YOUR GOAL
Copy, in full, each line of the material that holds the word "JSON".

MATERIALS PROVIDED
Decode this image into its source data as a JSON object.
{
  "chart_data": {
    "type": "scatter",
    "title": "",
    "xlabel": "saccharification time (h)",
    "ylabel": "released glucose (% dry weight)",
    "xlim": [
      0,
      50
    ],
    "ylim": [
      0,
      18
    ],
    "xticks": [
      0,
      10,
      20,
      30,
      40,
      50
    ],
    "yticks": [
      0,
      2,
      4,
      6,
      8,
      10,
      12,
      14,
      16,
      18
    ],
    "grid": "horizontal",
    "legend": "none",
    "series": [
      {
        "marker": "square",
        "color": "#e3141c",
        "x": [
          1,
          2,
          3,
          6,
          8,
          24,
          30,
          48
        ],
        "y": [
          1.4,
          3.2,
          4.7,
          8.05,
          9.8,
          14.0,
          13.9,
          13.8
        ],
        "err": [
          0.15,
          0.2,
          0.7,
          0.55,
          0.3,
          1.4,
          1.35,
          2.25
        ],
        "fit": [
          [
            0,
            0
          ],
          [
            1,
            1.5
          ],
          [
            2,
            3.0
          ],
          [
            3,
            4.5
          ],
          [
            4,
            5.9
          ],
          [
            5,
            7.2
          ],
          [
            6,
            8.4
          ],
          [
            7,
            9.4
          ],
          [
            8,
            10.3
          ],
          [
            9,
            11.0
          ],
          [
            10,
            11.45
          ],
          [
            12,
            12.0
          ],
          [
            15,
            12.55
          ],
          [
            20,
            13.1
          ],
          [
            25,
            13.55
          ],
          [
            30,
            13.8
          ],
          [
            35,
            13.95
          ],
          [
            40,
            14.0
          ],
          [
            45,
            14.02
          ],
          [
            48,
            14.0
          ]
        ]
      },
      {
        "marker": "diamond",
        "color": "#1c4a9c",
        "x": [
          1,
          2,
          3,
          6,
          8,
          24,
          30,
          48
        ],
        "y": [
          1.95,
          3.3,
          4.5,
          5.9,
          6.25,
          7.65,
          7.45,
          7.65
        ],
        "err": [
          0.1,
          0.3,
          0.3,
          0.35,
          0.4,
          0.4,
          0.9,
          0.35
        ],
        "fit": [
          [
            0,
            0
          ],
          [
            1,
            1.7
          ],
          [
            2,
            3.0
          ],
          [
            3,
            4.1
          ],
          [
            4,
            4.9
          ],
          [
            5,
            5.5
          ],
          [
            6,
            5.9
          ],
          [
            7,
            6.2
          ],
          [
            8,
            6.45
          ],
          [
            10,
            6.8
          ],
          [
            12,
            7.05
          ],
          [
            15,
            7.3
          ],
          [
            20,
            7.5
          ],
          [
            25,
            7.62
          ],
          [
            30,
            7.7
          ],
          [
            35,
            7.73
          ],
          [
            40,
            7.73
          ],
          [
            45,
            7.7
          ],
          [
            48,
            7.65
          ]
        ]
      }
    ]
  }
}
...
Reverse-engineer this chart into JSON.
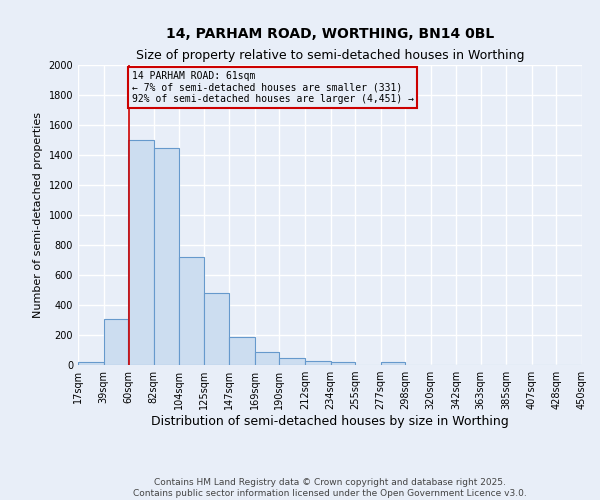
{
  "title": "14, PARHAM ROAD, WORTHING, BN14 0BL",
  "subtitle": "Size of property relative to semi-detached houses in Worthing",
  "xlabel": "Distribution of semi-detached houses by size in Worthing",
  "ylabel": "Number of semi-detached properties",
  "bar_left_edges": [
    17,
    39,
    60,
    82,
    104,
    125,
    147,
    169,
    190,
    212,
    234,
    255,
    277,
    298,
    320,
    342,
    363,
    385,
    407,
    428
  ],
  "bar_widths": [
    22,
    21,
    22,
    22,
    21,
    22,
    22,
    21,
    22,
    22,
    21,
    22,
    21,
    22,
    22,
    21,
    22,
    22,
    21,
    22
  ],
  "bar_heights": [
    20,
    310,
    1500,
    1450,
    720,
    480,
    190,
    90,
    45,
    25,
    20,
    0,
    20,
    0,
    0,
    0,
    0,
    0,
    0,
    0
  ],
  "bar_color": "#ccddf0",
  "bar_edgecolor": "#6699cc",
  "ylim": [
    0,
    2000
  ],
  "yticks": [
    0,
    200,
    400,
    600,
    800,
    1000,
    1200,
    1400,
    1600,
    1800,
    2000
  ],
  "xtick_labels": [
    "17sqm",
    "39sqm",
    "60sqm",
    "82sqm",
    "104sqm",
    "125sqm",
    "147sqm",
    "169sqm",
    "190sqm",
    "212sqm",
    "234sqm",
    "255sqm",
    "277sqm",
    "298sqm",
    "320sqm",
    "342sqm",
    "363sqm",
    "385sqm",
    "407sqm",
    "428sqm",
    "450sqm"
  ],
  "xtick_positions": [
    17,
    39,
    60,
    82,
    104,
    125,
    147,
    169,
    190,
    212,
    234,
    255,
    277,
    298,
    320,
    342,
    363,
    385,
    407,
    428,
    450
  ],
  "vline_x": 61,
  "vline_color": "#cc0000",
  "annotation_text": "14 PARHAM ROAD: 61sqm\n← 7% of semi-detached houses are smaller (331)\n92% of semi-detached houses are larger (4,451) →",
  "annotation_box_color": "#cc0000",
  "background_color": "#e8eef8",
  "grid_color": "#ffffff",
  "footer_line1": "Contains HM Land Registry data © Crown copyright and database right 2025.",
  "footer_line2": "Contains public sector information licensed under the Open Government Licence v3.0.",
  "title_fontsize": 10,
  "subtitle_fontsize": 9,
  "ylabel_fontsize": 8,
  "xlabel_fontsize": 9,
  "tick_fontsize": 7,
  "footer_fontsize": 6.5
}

EXERCISE RESPONSE
Decode this image into its source data as a JSON object.
Reverse-engineer this chart into JSON.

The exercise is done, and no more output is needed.